▶ _Short exercise_
Gather all lines in the records below that include the word "image".

▶ _Extracted records_
-- -- --

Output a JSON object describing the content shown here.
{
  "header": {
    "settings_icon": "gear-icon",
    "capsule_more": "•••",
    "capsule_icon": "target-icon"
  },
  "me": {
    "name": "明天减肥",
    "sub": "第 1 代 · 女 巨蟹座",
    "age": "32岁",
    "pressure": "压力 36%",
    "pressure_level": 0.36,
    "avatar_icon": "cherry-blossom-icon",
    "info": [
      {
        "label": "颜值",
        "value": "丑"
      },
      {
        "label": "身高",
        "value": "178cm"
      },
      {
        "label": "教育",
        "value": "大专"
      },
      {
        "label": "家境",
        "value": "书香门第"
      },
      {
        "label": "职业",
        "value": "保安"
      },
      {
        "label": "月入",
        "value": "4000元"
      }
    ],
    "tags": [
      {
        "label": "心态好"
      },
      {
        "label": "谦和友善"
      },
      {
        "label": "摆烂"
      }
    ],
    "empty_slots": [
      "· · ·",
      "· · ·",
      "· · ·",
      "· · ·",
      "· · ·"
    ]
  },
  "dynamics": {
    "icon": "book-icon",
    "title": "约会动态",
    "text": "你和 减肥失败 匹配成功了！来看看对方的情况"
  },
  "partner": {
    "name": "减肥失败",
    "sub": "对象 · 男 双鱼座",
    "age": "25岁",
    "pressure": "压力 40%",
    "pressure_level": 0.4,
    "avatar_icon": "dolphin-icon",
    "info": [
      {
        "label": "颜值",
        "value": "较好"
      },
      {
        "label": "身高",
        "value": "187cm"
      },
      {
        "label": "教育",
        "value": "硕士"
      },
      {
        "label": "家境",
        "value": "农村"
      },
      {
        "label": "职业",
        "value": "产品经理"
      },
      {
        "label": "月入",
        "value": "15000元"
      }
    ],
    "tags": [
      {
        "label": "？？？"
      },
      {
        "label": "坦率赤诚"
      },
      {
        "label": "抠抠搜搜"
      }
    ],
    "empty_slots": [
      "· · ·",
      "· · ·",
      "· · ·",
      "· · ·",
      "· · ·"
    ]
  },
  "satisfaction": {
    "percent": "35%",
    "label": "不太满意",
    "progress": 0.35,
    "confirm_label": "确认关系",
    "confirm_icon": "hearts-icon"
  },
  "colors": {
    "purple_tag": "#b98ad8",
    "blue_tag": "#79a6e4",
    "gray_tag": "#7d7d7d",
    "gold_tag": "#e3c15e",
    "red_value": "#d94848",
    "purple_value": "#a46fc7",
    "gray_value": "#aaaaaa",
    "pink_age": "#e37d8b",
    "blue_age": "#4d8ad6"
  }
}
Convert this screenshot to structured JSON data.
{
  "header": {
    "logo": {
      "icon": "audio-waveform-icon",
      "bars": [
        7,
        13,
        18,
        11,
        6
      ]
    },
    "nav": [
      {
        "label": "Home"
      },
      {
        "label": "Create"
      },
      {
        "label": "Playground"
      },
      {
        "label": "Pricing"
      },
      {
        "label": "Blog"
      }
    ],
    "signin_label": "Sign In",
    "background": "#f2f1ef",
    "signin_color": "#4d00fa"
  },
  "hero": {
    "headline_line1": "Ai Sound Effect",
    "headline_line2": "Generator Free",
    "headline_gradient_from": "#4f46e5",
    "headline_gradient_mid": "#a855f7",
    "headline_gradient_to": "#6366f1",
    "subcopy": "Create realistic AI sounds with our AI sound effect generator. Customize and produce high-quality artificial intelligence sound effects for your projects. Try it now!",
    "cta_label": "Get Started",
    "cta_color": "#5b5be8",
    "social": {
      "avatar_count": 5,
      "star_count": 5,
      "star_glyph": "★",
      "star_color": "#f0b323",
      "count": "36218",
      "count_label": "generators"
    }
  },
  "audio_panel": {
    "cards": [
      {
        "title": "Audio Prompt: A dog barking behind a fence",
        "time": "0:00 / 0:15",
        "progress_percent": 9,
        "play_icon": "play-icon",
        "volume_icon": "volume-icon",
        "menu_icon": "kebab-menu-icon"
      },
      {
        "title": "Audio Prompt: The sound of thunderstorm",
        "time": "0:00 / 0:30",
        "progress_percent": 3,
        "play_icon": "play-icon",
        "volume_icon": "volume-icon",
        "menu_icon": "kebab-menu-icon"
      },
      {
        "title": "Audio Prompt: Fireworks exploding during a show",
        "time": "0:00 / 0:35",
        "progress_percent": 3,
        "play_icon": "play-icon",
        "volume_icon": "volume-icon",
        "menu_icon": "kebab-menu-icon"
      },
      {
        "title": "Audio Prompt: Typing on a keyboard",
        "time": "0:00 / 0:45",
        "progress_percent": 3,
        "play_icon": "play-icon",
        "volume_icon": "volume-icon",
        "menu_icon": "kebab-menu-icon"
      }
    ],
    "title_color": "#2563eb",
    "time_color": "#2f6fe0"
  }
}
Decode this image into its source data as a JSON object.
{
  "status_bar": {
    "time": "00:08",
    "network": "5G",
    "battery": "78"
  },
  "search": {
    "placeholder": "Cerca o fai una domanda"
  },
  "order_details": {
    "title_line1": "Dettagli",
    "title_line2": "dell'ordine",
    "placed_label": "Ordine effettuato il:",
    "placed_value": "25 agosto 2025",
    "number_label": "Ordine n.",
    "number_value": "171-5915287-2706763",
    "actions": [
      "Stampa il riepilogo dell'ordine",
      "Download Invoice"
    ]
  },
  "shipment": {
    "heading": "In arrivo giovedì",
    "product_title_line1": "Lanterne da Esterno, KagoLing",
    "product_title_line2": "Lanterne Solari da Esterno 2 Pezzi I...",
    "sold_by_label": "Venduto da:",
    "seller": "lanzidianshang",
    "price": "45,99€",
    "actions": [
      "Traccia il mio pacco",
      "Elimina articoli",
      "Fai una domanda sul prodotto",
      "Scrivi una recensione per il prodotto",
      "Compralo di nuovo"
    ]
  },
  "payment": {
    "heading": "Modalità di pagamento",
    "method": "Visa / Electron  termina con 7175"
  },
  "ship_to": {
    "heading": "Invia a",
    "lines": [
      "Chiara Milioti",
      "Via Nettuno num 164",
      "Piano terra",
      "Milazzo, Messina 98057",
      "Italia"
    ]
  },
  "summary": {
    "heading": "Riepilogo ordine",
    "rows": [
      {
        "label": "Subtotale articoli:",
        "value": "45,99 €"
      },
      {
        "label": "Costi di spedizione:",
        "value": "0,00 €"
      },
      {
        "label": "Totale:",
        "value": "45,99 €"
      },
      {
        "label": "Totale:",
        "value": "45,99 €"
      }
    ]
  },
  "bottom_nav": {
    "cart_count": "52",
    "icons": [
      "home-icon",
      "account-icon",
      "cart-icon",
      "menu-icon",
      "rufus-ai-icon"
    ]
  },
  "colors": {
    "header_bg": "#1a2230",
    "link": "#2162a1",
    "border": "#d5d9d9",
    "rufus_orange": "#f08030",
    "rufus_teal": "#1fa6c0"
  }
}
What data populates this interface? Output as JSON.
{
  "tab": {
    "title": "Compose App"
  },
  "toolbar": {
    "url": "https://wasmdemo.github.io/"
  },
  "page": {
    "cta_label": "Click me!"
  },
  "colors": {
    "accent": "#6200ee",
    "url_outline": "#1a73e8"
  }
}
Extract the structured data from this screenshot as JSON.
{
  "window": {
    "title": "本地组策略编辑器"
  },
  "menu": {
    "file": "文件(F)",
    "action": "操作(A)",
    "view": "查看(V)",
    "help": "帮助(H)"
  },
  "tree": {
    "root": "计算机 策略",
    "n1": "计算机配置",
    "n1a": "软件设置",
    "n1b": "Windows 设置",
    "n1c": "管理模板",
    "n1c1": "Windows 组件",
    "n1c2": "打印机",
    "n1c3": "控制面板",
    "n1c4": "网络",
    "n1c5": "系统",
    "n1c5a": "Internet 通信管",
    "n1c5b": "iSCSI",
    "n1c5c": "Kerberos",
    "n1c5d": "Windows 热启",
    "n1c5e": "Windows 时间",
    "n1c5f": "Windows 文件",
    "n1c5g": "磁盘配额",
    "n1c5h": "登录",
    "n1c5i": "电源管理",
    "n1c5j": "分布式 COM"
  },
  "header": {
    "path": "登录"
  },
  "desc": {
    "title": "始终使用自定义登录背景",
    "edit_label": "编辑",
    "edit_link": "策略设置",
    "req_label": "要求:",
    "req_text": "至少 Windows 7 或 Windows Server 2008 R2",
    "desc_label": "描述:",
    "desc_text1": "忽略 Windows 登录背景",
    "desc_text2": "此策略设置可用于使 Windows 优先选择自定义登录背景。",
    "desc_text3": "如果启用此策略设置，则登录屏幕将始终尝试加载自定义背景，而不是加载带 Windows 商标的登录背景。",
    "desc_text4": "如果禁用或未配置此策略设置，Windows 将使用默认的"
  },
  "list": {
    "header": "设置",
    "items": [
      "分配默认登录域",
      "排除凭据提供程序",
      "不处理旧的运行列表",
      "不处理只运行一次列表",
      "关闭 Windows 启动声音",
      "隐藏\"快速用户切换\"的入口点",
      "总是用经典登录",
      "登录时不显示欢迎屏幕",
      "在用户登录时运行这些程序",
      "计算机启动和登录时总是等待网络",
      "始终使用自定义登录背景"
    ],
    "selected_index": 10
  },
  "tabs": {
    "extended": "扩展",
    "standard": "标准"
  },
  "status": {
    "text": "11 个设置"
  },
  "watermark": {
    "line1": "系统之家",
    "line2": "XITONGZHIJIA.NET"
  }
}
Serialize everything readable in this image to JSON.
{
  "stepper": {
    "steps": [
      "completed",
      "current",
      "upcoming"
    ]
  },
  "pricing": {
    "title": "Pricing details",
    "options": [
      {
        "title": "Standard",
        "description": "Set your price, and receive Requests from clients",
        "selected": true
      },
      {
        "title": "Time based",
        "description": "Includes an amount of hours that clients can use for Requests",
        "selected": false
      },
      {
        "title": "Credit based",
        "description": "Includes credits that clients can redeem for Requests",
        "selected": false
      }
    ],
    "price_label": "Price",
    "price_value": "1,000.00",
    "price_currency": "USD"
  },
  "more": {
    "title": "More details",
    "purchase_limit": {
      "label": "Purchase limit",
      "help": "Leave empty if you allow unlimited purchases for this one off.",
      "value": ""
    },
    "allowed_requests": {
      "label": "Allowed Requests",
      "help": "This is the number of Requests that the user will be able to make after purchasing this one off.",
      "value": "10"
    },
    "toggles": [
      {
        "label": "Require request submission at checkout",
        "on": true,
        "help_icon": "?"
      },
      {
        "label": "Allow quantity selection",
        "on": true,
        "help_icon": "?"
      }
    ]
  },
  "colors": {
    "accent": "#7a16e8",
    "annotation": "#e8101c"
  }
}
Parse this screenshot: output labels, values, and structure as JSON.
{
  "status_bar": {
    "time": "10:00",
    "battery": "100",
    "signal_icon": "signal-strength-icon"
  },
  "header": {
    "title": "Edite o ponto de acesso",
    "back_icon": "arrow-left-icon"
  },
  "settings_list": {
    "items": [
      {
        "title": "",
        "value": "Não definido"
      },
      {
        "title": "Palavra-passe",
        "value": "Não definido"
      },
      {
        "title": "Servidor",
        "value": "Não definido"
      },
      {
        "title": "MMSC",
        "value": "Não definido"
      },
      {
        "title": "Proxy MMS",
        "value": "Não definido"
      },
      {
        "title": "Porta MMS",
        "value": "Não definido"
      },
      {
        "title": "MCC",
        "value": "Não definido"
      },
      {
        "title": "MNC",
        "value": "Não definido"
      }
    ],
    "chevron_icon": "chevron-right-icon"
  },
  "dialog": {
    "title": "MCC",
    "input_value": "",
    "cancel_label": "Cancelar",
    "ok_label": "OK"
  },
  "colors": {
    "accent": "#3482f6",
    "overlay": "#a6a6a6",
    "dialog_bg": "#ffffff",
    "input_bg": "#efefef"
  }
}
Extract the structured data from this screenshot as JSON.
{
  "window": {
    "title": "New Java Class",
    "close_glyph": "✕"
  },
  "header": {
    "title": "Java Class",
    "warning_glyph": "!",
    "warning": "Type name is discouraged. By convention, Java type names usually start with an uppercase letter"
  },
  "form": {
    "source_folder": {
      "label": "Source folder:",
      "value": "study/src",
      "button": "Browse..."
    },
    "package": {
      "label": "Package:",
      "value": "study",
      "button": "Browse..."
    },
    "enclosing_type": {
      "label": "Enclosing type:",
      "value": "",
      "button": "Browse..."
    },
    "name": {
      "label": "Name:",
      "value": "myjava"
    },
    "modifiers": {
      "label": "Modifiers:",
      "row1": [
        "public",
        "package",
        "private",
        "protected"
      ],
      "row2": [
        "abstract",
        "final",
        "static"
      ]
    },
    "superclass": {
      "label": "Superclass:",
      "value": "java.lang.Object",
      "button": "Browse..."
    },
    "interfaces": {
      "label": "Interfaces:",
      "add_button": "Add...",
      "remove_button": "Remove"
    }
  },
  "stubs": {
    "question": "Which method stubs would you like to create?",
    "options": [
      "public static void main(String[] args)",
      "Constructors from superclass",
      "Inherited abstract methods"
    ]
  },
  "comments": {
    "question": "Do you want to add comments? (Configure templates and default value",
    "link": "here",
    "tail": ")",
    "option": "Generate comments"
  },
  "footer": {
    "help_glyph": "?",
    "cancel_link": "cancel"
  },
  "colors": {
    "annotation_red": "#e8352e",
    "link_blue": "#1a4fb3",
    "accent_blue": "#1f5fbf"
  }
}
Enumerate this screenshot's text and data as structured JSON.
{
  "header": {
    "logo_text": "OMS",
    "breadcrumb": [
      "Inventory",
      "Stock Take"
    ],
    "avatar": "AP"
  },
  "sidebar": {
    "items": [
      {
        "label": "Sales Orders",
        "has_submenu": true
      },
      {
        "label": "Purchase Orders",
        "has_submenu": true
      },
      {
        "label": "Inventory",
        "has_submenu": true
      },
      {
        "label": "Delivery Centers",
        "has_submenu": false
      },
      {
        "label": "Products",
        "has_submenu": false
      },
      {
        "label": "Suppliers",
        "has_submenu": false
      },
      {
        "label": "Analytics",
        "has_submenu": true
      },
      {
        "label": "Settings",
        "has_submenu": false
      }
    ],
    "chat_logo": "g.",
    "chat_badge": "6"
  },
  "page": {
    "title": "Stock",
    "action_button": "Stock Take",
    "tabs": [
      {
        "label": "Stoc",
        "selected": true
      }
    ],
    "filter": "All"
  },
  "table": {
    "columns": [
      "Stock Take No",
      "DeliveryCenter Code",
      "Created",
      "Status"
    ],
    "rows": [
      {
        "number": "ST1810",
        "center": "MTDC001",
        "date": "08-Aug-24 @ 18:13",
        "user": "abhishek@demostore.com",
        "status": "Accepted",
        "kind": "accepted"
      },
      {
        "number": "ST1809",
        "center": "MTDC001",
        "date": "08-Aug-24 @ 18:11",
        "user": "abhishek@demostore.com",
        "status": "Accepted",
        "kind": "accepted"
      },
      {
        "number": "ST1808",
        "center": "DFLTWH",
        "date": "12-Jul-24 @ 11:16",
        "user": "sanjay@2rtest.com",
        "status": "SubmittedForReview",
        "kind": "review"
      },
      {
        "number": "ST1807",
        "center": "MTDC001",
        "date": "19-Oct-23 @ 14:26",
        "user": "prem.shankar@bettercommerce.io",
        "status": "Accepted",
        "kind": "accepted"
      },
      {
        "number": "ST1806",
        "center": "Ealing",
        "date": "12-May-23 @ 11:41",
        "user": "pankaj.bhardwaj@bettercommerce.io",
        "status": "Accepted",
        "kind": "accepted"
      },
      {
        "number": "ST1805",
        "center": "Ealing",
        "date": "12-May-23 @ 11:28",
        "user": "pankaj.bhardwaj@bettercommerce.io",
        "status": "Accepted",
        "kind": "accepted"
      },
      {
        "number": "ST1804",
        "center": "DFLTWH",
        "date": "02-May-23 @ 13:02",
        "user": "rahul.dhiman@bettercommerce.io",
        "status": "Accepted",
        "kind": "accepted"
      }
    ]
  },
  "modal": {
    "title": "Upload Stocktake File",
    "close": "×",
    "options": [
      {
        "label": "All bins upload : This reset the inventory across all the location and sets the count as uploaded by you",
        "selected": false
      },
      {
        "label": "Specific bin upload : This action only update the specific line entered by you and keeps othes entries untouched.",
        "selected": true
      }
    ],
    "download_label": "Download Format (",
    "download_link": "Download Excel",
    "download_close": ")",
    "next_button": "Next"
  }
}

-- -- --

▶ _Answer to this task_
Decode this image into its source data as a JSON object.
Serialize everything readable in this image to JSON.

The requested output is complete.